begin Exercise material

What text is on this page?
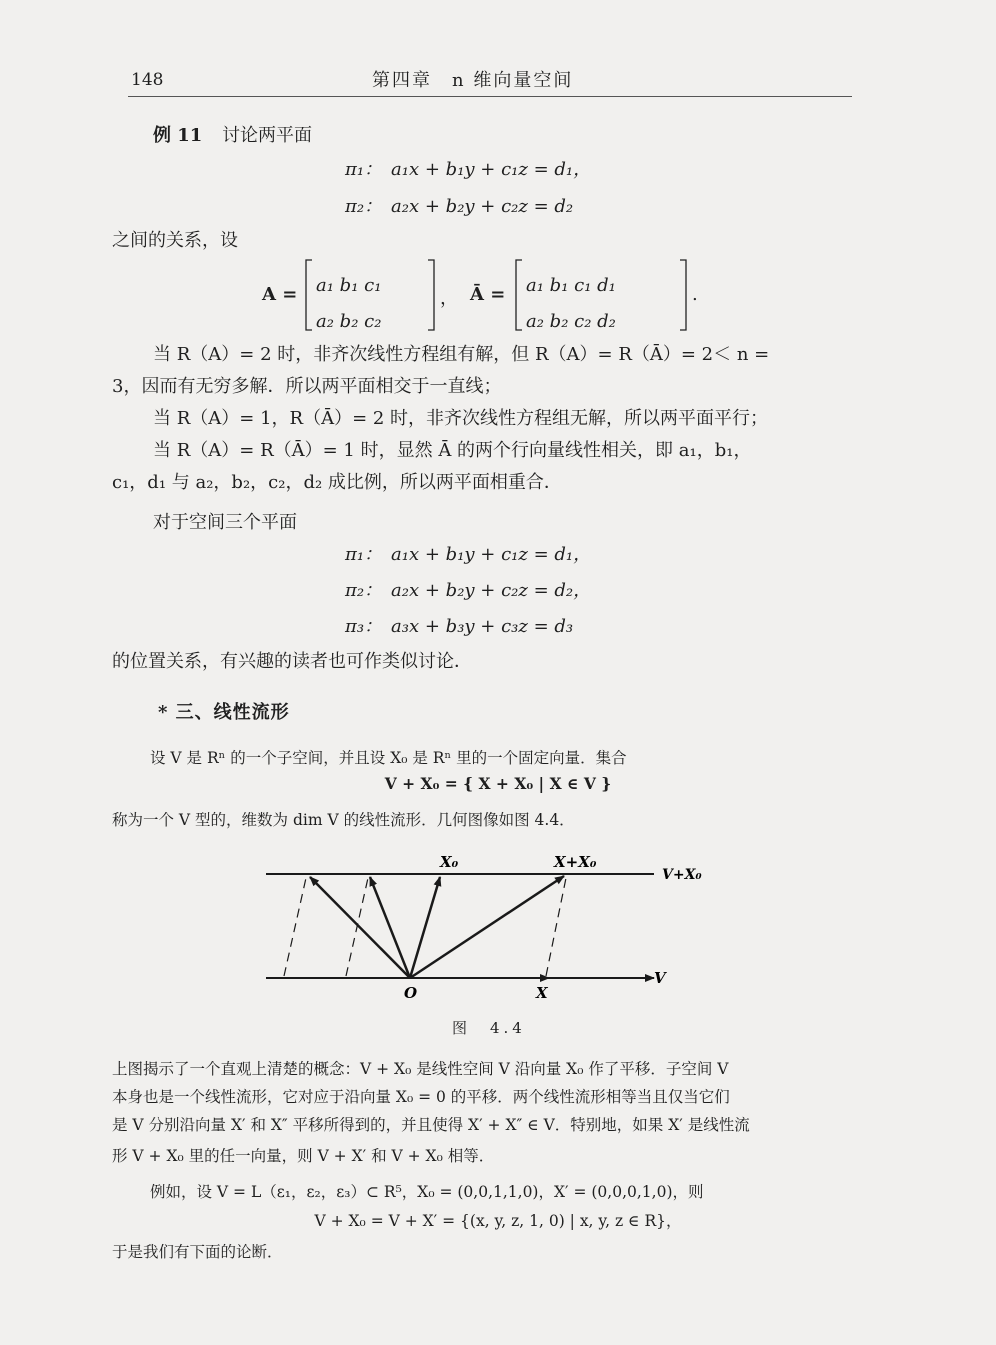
148	第四章　n 维向量空间
例 11 讨论两平面
π₁：　a₁x + b₁y + c₁z = d₁，
π₂：　a₂x + b₂y + c₂z = d₂
之间的关系，设
A = a₁ b₁ c₁
a₂ b₂ c₂
， Ā = a₁ b₁ c₁ d₁
a₂ b₂ c₂ d₂
.
当 R（A）= 2 时，非齐次线性方程组有解，但 R（A）= R（Ā）= 2＜ n =
3，因而有无穷多解．所以两平面相交于一直线；
当 R（A）= 1，R（Ā）= 2 时，非齐次线性方程组无解，所以两平面平行；
当 R（A）= R（Ā）= 1 时，显然 Ā 的两个行向量线性相关，即 a₁，b₁，
c₁，d₁ 与 a₂，b₂，c₂，d₂ 成比例，所以两平面相重合．
对于空间三个平面
π₁：　a₁x + b₁y + c₁z = d₁，
π₂：　a₂x + b₂y + c₂z = d₂，
π₃：　a₃x + b₃y + c₃z = d₃
的位置关系，有兴趣的读者也可作类似讨论．
* 三、线性流形
设 V 是 Rⁿ 的一个子空间，并且设 X₀ 是 Rⁿ 里的一个固定向量．集合
V + X₀ = { X + X₀ | X ∈ V }
称为一个 V 型的，维数为 dim V 的线性流形．几何图像如图 4.4．
X₀	X+X₀
V+X₀
O	X
V
图　4.4
上图揭示了一个直观上清楚的概念：V + X₀ 是线性空间 V 沿向量 X₀ 作了平移．子空间 V
本身也是一个线性流形，它对应于沿向量 X₀ = 0 的平移．两个线性流形相等当且仅当它们
是 V 分别沿向量 X′ 和 X″ 平移所得到的，并且使得 X′ + X″ ∈ V．特别地，如果 X′ 是线性流
形 V + X₀ 里的任一向量，则 V + X′ 和 V + X₀ 相等．
例如，设 V = L（ε₁，ε₂，ε₃）⊂ R⁵，X₀ = (0,0,1,1,0)，X′ = (0,0,0,1,0)，则
V + X₀ = V + X′ = {(x, y, z, 1, 0) | x, y, z ∈ R}，
于是我们有下面的论断．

end Exercise material

_Stated goal_
Exclude the pictures. Write out the remaining data exactly.

_Answer to this exercise_
What text is on this page?
148	第四章　n 维向量空间
例 11 讨论两平面
π₁：　a₁x + b₁y + c₁z = d₁，
π₂：　a₂x + b₂y + c₂z = d₂
之间的关系，设
A = a₁ b₁ c₁
a₂ b₂ c₂
， Ā = a₁ b₁ c₁ d₁
a₂ b₂ c₂ d₂
.
当 R（A）= 2 时，非齐次线性方程组有解，但 R（A）= R（Ā）= 2＜ n =
3，因而有无穷多解．所以两平面相交于一直线；
当 R（A）= 1，R（Ā）= 2 时，非齐次线性方程组无解，所以两平面平行；
当 R（A）= R（Ā）= 1 时，显然 Ā 的两个行向量线性相关，即 a₁，b₁，
c₁，d₁ 与 a₂，b₂，c₂，d₂ 成比例，所以两平面相重合．
对于空间三个平面
π₁：　a₁x + b₁y + c₁z = d₁，
π₂：　a₂x + b₂y + c₂z = d₂，
π₃：　a₃x + b₃y + c₃z = d₃
的位置关系，有兴趣的读者也可作类似讨论．
* 三、线性流形
设 V 是 Rⁿ 的一个子空间，并且设 X₀ 是 Rⁿ 里的一个固定向量．集合
V + X₀ = { X + X₀ | X ∈ V }
称为一个 V 型的，维数为 dim V 的线性流形．几何图像如图 4.4．
X₀	X+X₀
V+X₀
O	X
V
图　4.4
上图揭示了一个直观上清楚的概念：V + X₀ 是线性空间 V 沿向量 X₀ 作了平移．子空间 V
本身也是一个线性流形，它对应于沿向量 X₀ = 0 的平移．两个线性流形相等当且仅当它们
是 V 分别沿向量 X′ 和 X″ 平移所得到的，并且使得 X′ + X″ ∈ V．特别地，如果 X′ 是线性流
形 V + X₀ 里的任一向量，则 V + X′ 和 V + X₀ 相等．
例如，设 V = L（ε₁，ε₂，ε₃）⊂ R⁵，X₀ = (0,0,1,1,0)，X′ = (0,0,0,1,0)，则
V + X₀ = V + X′ = {(x, y, z, 1, 0) | x, y, z ∈ R}，
于是我们有下面的论断．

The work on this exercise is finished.